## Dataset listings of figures
....
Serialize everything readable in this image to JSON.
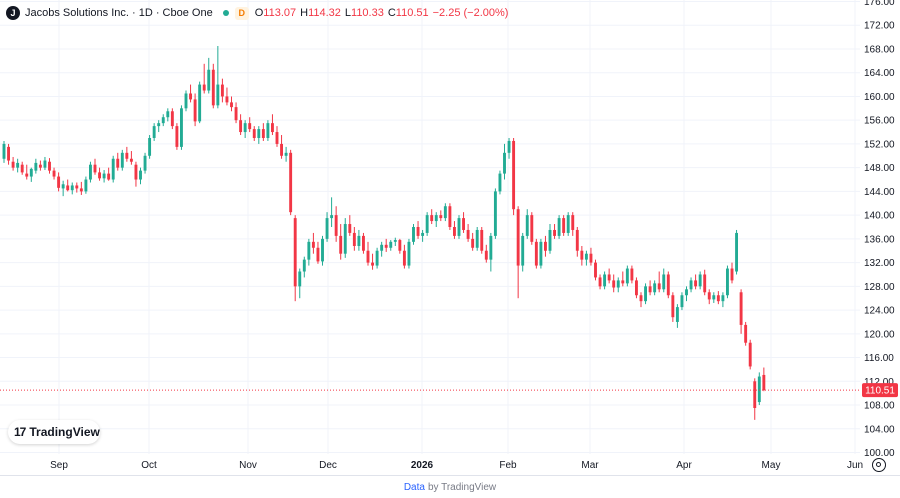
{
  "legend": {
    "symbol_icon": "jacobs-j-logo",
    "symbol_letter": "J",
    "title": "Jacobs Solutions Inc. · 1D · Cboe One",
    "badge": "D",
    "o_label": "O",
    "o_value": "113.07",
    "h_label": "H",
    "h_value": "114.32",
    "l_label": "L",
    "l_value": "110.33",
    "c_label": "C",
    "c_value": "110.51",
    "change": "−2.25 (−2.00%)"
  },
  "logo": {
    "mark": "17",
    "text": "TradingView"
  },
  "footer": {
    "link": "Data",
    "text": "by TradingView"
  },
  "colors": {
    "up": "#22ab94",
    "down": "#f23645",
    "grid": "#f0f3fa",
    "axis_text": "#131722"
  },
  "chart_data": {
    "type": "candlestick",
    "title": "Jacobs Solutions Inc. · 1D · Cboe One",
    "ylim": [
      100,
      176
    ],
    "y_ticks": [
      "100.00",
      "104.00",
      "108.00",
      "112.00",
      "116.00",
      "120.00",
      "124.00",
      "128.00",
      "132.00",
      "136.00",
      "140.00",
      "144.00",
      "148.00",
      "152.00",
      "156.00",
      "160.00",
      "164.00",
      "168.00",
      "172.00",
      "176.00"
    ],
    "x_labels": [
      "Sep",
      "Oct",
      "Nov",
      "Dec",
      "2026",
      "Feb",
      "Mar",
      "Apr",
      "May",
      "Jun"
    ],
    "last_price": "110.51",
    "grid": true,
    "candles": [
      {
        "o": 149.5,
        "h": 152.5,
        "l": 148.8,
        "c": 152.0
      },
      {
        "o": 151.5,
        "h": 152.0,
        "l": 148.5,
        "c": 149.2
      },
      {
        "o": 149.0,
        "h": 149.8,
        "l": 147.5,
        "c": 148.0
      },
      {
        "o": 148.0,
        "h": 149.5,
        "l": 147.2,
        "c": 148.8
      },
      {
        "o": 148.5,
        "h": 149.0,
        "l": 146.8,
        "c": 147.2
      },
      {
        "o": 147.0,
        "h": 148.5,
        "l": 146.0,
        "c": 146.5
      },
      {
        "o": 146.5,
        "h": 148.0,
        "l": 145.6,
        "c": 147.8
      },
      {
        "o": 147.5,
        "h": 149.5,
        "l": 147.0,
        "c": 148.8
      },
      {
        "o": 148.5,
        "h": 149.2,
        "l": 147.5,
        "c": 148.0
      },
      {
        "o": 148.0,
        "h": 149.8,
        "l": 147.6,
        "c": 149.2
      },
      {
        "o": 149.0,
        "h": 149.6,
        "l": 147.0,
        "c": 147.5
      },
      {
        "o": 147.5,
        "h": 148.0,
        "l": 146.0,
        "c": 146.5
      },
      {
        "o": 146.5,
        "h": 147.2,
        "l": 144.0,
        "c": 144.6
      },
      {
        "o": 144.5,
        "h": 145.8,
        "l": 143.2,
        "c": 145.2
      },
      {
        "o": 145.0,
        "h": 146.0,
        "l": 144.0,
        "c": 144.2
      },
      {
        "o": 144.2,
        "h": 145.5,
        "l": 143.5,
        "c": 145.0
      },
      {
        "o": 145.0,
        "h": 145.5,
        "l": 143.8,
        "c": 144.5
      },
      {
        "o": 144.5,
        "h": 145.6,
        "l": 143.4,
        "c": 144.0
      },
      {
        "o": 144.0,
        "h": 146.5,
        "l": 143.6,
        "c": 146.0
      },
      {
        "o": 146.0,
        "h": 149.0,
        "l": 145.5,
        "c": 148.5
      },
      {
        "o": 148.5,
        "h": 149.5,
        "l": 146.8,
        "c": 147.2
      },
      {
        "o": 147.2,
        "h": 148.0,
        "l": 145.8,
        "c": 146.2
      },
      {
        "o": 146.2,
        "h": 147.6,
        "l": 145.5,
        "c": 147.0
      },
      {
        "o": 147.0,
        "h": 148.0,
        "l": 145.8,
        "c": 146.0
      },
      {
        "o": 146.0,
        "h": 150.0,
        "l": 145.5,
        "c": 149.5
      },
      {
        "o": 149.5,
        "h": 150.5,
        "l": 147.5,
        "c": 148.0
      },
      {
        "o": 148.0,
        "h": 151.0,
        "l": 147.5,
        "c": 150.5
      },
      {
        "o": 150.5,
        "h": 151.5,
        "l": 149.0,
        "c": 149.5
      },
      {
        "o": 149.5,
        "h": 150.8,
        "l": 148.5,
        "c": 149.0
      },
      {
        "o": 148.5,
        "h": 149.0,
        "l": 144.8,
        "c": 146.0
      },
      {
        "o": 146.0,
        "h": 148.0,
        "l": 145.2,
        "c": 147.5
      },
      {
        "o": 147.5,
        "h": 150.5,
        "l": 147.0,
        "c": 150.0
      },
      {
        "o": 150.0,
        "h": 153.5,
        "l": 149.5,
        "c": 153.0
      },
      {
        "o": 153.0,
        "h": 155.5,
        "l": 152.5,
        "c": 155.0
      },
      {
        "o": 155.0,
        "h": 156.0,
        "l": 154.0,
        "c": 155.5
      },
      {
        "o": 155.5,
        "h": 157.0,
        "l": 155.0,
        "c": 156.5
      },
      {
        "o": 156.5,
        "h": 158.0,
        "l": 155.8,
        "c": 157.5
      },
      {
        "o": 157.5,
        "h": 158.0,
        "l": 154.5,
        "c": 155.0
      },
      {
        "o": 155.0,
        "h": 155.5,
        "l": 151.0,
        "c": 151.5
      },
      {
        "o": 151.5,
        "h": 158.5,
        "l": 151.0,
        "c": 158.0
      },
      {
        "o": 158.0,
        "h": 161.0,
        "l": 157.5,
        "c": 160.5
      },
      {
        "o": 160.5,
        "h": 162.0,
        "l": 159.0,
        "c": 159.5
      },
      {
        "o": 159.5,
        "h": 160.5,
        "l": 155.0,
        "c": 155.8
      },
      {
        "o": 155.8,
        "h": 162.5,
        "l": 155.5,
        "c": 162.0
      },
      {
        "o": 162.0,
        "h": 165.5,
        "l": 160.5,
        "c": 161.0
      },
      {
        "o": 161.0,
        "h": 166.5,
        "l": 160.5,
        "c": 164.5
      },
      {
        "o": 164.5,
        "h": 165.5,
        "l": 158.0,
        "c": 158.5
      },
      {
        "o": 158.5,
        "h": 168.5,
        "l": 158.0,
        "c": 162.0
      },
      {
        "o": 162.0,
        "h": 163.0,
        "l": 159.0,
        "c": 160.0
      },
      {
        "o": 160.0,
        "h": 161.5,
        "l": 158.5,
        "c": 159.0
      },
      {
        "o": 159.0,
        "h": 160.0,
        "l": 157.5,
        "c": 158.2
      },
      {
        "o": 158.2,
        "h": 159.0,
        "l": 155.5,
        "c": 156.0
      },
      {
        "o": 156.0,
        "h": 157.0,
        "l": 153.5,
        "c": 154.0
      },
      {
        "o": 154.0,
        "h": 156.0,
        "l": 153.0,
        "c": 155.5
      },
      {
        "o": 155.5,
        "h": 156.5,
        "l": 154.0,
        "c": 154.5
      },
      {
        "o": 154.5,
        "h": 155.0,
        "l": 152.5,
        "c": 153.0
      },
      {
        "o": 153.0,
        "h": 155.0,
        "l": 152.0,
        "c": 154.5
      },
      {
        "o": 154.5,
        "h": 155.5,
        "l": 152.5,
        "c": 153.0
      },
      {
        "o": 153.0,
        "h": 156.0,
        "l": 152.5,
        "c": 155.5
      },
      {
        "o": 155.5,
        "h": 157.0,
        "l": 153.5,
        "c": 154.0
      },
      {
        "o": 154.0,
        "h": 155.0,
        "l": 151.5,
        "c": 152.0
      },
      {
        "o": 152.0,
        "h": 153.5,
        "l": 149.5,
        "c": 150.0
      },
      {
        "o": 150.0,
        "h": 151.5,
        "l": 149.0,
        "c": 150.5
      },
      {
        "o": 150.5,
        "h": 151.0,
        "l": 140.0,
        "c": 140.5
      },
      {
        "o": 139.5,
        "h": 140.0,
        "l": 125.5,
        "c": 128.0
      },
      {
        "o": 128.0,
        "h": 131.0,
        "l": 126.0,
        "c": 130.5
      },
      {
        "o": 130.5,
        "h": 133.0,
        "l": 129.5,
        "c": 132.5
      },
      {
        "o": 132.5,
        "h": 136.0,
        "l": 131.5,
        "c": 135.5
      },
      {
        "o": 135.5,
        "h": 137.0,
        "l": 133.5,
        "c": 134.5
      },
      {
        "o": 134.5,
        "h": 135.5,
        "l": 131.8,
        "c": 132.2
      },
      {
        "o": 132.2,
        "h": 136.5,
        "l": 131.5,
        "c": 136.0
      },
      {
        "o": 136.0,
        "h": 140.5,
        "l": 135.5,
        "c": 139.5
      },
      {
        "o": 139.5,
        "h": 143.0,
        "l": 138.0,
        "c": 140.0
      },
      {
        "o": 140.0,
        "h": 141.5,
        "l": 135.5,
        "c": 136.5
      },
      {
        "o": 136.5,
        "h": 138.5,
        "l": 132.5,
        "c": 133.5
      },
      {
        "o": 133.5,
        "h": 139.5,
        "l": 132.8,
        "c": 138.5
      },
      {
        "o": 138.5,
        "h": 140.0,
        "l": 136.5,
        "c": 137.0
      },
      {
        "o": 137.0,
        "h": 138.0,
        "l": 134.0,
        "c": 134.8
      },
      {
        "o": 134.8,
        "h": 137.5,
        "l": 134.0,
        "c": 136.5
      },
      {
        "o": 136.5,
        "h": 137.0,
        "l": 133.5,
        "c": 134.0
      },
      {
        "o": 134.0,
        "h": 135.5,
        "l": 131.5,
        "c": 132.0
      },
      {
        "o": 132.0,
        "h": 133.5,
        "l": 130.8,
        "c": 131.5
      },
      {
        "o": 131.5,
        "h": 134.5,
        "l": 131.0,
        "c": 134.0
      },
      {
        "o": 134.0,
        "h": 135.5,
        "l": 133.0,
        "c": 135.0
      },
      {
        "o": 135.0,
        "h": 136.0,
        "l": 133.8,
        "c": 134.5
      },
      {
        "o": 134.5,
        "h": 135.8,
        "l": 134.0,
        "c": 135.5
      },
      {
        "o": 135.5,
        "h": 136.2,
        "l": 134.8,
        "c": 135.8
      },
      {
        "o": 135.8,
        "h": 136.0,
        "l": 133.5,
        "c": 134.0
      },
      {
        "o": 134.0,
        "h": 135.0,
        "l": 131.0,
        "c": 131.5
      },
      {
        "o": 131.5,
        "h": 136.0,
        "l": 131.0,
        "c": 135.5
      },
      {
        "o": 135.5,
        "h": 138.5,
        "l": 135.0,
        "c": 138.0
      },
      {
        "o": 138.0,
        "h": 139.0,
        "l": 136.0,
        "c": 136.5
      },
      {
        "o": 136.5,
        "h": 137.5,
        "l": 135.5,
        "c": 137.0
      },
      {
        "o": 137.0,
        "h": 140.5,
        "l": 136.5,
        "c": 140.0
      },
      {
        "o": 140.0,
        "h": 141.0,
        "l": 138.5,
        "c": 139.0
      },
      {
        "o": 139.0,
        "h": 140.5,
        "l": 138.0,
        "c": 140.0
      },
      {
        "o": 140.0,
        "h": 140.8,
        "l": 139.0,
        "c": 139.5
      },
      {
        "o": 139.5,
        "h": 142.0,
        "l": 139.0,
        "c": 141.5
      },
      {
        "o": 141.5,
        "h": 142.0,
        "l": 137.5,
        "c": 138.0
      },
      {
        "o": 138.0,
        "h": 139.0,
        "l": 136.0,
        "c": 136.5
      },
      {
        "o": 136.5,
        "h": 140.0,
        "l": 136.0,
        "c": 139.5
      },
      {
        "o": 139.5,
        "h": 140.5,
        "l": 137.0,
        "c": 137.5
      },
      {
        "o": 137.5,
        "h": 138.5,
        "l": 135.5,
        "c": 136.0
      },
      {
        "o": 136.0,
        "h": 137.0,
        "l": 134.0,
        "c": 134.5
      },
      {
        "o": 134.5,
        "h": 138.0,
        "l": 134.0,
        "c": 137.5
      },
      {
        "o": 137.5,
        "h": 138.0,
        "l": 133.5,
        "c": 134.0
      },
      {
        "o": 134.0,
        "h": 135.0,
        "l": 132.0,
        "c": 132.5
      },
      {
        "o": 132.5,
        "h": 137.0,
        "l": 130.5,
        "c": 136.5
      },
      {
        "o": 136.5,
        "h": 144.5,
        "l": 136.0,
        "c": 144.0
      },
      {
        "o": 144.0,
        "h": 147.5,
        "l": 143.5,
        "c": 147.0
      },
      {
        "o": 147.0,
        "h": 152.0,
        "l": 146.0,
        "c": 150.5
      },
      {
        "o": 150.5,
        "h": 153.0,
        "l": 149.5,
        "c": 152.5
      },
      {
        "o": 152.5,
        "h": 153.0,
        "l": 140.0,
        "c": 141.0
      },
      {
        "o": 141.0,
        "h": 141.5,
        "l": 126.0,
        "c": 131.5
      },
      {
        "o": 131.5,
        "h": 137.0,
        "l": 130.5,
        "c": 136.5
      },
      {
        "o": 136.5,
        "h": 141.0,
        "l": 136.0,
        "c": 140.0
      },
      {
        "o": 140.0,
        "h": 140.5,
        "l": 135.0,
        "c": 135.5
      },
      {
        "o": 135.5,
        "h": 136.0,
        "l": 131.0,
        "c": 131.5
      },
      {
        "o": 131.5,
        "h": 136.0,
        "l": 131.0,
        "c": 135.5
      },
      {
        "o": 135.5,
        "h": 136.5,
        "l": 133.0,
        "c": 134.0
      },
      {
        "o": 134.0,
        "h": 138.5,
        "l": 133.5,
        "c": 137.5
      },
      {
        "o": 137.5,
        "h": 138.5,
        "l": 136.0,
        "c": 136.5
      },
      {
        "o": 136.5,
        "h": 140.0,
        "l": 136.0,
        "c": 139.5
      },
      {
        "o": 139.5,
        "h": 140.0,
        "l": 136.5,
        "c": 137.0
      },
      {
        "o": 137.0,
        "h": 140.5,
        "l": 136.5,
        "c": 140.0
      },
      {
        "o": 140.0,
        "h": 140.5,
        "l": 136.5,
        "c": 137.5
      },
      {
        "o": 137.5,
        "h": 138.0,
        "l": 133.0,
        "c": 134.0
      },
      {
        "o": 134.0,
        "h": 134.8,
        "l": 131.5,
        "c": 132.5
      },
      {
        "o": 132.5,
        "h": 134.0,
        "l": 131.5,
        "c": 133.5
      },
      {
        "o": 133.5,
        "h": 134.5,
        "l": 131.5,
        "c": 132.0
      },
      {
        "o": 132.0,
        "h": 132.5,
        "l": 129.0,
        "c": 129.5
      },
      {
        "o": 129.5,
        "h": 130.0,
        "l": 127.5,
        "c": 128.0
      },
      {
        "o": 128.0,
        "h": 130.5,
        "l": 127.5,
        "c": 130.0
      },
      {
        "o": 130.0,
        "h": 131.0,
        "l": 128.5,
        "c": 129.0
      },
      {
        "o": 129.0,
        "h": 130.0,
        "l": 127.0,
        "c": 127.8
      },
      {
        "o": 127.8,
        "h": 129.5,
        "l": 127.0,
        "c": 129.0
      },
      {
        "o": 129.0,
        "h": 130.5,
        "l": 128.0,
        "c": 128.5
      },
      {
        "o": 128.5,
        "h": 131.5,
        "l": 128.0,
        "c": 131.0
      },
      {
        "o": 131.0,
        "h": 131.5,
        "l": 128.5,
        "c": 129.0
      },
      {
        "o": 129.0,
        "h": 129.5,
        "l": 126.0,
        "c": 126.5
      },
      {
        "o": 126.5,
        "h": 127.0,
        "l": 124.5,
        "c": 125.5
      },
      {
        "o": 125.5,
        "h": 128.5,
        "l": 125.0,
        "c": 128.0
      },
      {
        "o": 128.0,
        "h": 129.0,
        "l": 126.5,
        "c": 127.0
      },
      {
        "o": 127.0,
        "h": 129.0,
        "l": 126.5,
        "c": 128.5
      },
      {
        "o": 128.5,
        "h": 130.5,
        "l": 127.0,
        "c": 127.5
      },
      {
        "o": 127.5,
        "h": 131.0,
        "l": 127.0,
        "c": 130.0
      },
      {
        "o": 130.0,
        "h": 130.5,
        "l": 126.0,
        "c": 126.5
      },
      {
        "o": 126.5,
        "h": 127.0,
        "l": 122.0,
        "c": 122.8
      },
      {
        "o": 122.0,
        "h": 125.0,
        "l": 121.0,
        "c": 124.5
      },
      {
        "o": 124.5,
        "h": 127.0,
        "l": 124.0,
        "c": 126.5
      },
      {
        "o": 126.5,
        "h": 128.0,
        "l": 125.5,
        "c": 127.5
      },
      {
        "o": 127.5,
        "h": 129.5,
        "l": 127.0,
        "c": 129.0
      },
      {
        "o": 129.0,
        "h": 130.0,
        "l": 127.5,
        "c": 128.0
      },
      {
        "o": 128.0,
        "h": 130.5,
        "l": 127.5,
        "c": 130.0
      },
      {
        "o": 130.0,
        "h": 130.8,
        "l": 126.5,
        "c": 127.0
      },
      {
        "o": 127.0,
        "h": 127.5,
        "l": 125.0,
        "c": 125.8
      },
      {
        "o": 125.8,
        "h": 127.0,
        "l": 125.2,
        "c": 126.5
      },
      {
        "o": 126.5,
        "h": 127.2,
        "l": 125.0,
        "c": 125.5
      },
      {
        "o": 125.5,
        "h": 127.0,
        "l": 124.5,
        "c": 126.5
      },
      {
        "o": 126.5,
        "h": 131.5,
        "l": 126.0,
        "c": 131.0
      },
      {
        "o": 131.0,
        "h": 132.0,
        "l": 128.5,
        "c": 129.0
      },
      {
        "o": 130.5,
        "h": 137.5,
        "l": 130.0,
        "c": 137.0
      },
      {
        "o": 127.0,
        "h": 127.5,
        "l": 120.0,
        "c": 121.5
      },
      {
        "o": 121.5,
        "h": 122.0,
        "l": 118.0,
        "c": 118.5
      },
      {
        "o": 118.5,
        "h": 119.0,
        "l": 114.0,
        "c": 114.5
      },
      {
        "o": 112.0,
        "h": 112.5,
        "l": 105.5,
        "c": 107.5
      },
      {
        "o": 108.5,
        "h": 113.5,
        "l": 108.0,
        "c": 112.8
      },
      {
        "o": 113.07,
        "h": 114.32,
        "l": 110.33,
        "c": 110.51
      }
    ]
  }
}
....
## Task objective
Identify each line of the material where the word "TradingView" shows up, and copy it.

## Result of this task
    "text": "TradingView"
    "text": "by TradingView"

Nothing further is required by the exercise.